### WHAT TO DO
Locate each line below that includes "length" and reproduce it.

### Entries taken from a collection
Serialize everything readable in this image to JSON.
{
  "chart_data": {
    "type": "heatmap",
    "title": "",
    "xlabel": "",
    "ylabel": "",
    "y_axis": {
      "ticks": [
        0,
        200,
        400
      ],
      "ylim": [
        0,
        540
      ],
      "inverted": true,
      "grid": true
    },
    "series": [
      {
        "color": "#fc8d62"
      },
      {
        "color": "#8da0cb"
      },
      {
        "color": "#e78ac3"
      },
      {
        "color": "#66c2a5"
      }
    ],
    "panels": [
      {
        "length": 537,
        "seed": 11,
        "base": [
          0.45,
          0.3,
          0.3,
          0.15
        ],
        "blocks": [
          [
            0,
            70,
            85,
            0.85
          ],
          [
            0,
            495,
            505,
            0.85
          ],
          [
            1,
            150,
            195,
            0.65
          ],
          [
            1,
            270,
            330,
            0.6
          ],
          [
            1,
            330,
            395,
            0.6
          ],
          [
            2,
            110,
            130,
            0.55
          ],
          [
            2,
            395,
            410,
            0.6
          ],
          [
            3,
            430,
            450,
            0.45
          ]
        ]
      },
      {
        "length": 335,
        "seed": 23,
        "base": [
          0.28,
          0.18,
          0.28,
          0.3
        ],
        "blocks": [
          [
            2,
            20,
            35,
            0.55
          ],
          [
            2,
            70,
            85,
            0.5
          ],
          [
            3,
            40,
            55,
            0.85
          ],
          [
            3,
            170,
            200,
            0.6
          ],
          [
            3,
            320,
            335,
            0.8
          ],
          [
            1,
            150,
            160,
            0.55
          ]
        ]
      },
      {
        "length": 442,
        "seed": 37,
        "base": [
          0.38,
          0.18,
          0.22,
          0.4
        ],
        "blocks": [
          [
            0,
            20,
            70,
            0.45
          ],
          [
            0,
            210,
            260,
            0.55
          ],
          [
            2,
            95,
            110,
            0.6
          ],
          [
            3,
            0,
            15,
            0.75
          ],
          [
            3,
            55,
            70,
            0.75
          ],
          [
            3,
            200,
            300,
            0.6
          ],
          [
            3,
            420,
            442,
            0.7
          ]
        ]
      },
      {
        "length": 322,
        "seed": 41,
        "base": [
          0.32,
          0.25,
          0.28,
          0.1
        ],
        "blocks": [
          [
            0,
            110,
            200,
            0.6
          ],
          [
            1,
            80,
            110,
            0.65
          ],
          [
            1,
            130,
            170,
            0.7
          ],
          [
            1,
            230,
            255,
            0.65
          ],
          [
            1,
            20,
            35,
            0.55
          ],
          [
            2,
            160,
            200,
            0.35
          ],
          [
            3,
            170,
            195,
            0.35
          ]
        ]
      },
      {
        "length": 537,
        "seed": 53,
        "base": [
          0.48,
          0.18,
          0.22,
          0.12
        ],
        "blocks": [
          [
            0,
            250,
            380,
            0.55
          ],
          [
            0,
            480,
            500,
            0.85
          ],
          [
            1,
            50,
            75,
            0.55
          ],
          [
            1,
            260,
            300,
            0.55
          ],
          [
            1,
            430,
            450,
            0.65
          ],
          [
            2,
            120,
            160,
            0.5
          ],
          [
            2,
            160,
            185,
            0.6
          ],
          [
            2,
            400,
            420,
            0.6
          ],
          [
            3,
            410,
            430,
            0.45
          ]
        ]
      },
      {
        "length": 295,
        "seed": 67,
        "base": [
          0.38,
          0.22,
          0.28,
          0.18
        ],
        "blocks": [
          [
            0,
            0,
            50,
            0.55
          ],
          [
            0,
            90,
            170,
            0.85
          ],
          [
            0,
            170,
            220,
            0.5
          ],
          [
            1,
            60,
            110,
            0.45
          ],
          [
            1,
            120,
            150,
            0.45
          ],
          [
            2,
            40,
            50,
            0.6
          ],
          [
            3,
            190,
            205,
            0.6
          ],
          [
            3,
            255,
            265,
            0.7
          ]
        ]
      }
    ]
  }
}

### TASK ANSWER
        "length": 537,
        "length": 335,
        "length": 442,
        "length": 322,
        "length": 537,
        "length": 295,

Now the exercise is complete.